* Start Given information *
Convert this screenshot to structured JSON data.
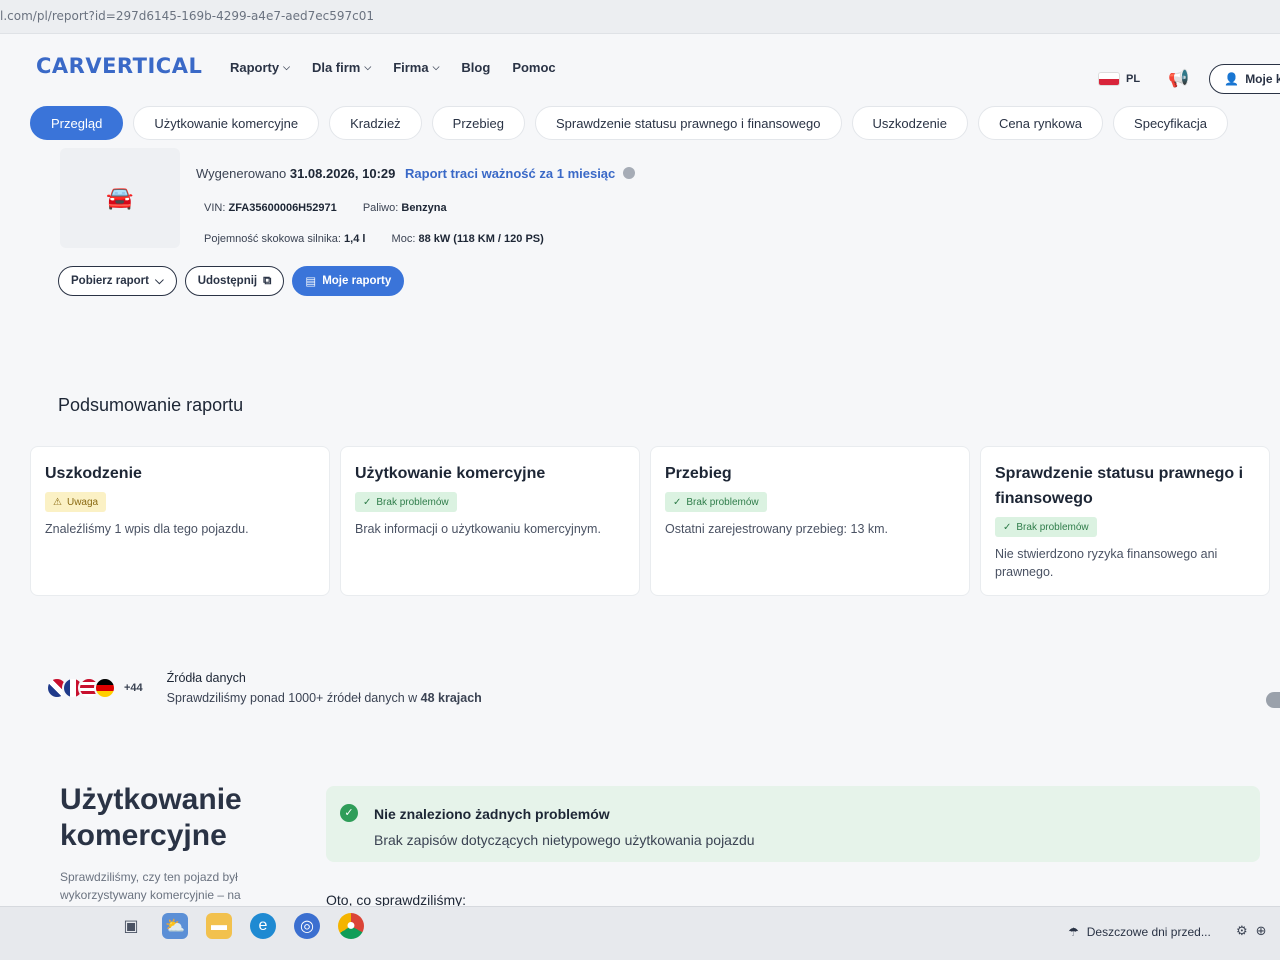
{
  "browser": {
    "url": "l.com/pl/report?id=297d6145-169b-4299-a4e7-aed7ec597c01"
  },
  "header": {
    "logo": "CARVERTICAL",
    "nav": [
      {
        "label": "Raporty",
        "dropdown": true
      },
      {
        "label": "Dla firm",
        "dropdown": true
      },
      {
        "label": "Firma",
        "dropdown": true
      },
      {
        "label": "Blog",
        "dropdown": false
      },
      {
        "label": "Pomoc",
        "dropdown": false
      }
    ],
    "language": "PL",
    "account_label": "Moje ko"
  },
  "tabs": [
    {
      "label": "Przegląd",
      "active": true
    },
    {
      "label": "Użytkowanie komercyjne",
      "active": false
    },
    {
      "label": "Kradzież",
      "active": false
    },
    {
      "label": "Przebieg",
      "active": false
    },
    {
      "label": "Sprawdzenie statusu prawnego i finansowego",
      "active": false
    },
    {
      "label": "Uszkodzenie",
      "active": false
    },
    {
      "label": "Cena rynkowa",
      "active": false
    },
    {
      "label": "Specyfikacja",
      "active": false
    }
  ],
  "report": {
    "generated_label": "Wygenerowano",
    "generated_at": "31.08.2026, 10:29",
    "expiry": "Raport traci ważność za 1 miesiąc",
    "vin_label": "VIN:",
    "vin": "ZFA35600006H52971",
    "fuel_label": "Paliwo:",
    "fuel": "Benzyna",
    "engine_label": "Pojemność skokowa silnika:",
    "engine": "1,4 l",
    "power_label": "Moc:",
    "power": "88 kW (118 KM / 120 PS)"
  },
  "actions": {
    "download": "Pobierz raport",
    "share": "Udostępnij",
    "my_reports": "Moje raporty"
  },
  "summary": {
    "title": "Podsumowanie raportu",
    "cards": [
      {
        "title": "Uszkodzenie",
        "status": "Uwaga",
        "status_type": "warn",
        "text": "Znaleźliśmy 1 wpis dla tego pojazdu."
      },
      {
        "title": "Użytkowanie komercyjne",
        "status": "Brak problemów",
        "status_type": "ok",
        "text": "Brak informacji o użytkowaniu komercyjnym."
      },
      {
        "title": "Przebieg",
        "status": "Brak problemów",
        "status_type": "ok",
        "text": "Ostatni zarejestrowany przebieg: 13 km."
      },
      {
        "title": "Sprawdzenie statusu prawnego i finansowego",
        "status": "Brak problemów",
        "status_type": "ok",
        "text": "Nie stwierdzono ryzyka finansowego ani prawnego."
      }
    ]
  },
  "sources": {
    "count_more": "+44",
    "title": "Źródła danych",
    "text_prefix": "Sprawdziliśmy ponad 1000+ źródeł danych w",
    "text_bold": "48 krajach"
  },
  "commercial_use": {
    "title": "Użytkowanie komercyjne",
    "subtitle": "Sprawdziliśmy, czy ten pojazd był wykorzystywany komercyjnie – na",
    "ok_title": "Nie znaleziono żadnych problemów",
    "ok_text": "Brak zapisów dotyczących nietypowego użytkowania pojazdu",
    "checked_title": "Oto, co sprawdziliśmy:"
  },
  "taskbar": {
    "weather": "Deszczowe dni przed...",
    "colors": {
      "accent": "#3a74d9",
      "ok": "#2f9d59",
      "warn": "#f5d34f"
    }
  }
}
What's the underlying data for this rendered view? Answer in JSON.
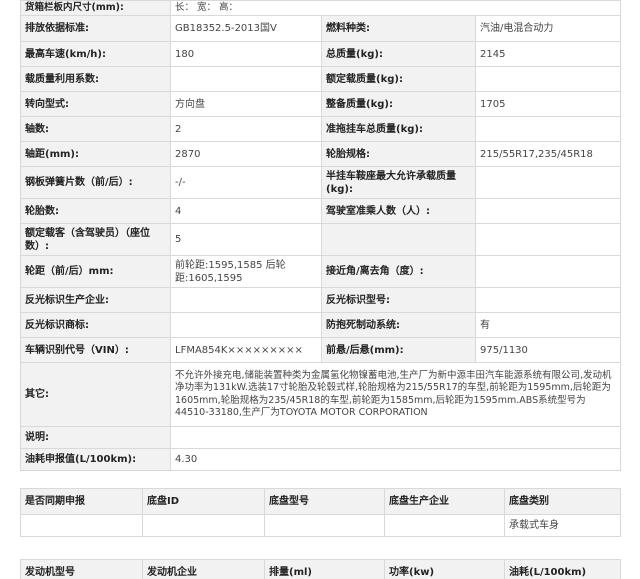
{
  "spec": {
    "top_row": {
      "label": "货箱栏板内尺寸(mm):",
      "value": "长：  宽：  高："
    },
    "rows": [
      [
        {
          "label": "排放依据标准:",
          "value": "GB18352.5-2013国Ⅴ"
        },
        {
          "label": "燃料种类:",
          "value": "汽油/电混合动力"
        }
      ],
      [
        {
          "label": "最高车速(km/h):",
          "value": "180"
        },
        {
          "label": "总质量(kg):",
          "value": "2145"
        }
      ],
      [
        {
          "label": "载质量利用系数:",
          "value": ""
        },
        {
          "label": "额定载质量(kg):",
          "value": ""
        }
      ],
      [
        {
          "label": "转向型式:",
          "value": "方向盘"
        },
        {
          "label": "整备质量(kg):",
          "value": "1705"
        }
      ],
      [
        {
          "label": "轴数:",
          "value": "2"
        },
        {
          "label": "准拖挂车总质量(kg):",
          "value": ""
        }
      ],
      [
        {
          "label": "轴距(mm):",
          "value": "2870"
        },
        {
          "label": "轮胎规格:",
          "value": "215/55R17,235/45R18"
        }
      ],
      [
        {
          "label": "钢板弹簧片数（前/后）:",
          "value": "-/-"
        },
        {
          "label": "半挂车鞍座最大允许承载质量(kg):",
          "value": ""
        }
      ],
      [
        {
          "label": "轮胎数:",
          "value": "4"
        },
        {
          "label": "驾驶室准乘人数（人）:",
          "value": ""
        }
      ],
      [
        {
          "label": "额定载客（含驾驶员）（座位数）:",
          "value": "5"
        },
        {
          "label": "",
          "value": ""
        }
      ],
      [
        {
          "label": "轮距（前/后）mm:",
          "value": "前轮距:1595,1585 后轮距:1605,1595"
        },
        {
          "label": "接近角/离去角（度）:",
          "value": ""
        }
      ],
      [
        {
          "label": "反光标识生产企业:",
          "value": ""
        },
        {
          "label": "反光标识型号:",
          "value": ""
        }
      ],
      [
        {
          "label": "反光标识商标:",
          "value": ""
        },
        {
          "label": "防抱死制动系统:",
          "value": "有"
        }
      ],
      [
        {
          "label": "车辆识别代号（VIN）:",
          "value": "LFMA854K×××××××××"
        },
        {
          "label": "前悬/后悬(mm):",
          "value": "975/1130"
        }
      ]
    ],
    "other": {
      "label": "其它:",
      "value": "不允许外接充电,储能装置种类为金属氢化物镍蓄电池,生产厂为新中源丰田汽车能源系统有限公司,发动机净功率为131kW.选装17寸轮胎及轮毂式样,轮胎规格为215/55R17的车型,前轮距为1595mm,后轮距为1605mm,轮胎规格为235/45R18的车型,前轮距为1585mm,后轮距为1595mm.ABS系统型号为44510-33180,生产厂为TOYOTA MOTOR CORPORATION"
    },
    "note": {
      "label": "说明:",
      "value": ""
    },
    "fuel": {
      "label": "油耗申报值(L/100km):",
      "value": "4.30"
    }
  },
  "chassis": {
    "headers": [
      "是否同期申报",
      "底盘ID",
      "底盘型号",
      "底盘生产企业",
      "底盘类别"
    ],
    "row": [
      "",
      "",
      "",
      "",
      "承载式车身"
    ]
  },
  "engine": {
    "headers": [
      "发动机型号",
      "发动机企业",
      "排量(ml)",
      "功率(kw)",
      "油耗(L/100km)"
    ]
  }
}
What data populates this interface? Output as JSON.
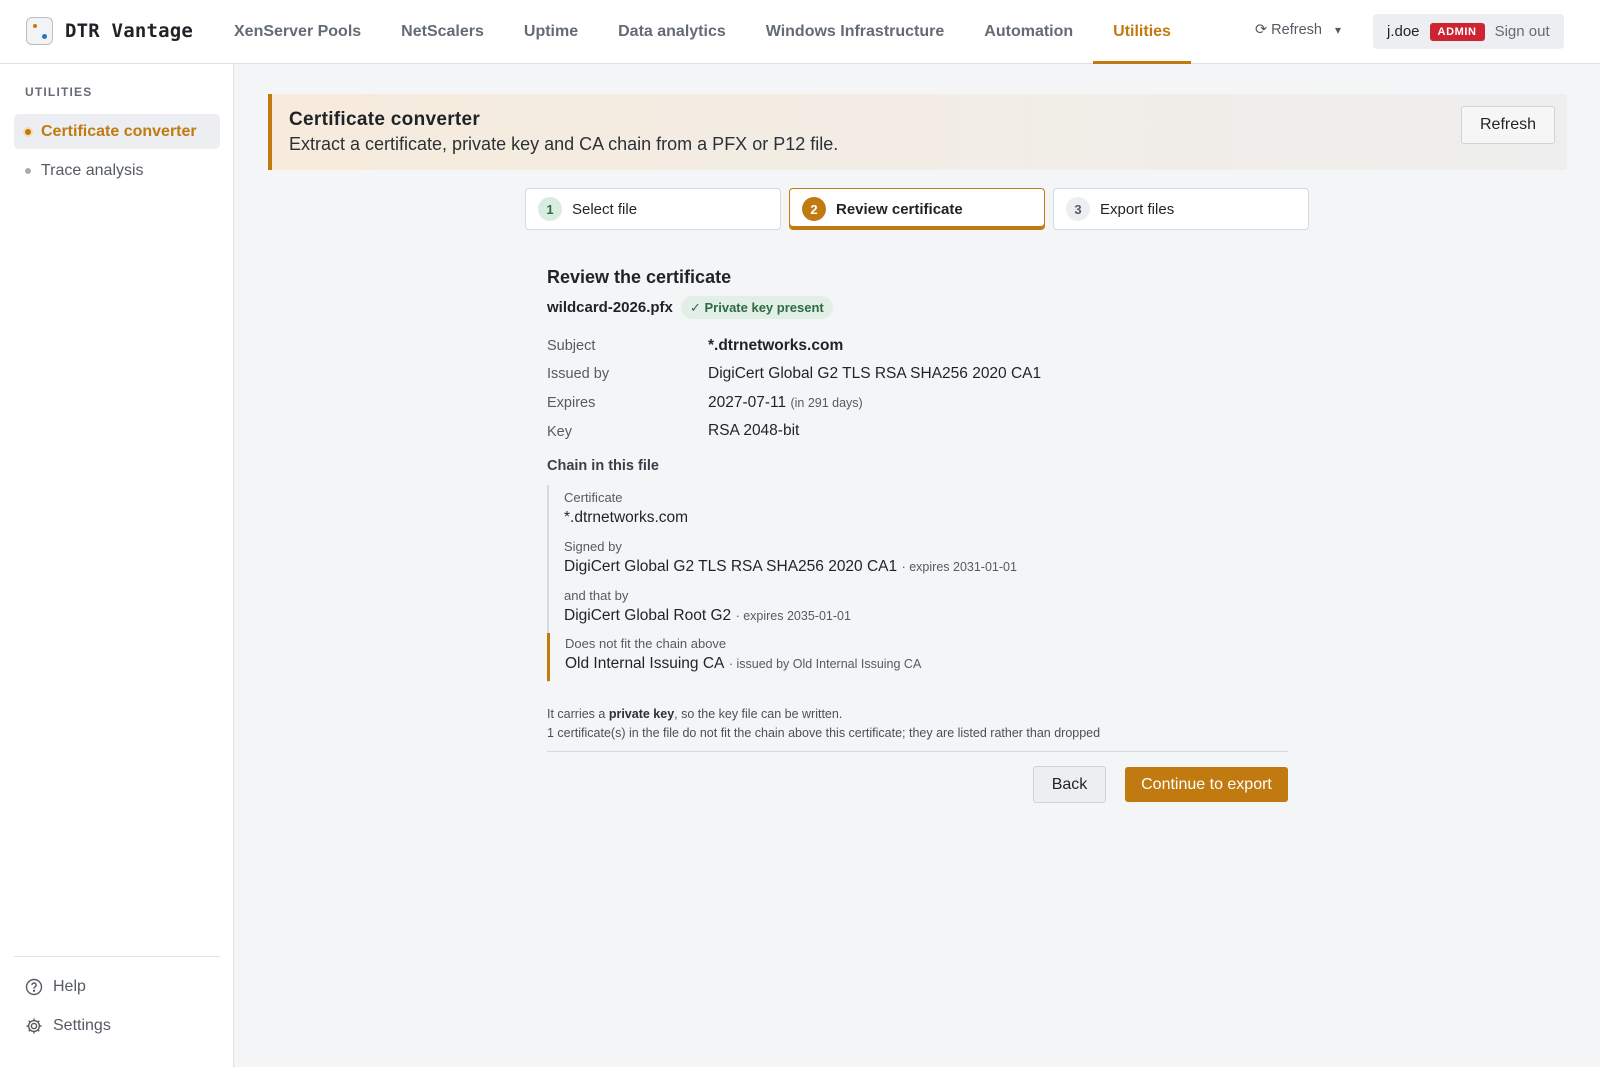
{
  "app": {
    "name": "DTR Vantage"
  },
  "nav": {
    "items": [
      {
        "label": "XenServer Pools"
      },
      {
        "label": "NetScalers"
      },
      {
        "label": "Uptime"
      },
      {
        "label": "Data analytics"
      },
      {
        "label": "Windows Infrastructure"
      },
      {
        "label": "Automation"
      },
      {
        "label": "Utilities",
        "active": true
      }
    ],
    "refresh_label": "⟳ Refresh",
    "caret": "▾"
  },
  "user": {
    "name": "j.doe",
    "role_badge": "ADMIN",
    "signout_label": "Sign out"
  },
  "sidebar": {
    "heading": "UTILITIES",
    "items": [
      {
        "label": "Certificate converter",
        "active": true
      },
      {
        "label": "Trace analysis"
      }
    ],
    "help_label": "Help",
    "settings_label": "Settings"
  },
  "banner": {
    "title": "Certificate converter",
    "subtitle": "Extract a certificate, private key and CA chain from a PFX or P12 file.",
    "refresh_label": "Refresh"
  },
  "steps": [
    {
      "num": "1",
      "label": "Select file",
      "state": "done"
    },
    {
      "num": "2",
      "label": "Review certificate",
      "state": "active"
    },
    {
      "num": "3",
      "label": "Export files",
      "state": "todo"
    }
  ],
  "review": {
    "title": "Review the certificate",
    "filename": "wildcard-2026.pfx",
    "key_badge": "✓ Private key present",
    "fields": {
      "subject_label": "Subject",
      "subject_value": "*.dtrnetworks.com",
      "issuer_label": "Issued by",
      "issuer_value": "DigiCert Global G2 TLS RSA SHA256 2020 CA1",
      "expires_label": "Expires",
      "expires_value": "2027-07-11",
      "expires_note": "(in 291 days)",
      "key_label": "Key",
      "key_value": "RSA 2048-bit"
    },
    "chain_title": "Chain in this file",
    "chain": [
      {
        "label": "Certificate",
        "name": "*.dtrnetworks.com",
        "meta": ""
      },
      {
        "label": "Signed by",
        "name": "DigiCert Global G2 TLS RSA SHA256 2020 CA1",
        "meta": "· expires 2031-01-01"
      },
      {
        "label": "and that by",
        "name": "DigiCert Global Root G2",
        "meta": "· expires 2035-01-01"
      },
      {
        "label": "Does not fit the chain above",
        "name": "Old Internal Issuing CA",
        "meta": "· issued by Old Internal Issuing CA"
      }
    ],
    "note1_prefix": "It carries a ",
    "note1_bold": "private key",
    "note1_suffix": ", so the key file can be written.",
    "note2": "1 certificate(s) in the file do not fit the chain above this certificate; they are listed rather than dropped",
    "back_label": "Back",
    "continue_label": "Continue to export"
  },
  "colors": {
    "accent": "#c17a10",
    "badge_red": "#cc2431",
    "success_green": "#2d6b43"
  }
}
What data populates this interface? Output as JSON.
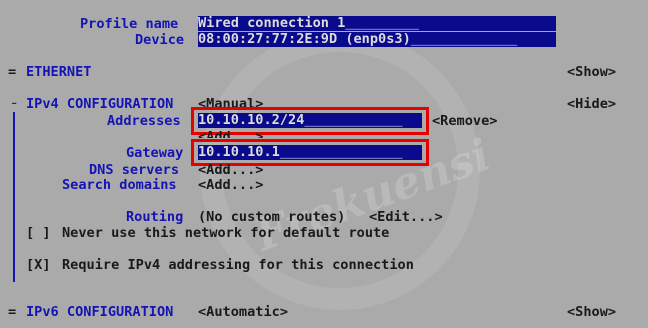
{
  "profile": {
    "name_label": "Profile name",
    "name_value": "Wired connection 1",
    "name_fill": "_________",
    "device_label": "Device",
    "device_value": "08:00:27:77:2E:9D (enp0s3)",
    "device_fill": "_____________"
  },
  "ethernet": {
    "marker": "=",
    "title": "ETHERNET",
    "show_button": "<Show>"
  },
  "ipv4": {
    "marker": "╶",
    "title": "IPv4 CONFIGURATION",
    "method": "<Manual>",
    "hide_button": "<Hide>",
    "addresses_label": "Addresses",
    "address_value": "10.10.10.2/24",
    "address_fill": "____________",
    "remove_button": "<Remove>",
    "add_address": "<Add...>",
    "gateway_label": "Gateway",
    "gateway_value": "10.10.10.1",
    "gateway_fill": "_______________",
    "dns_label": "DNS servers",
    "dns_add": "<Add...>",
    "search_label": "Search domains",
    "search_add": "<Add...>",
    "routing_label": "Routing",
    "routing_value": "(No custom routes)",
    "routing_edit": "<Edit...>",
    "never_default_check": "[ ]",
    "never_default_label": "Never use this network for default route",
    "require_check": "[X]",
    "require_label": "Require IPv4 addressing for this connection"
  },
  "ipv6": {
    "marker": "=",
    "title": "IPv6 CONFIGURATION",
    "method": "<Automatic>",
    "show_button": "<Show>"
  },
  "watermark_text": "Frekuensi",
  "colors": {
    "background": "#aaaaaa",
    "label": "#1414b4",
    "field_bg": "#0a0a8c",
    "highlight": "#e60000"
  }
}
* End Given information *
From the entries, copy out each line containing the word "above".

        "label": "Does not fit the chain above",
    "note2": "1 certificate(s) in the file do not fit the chain above this certificate; they are listed rather than dropped",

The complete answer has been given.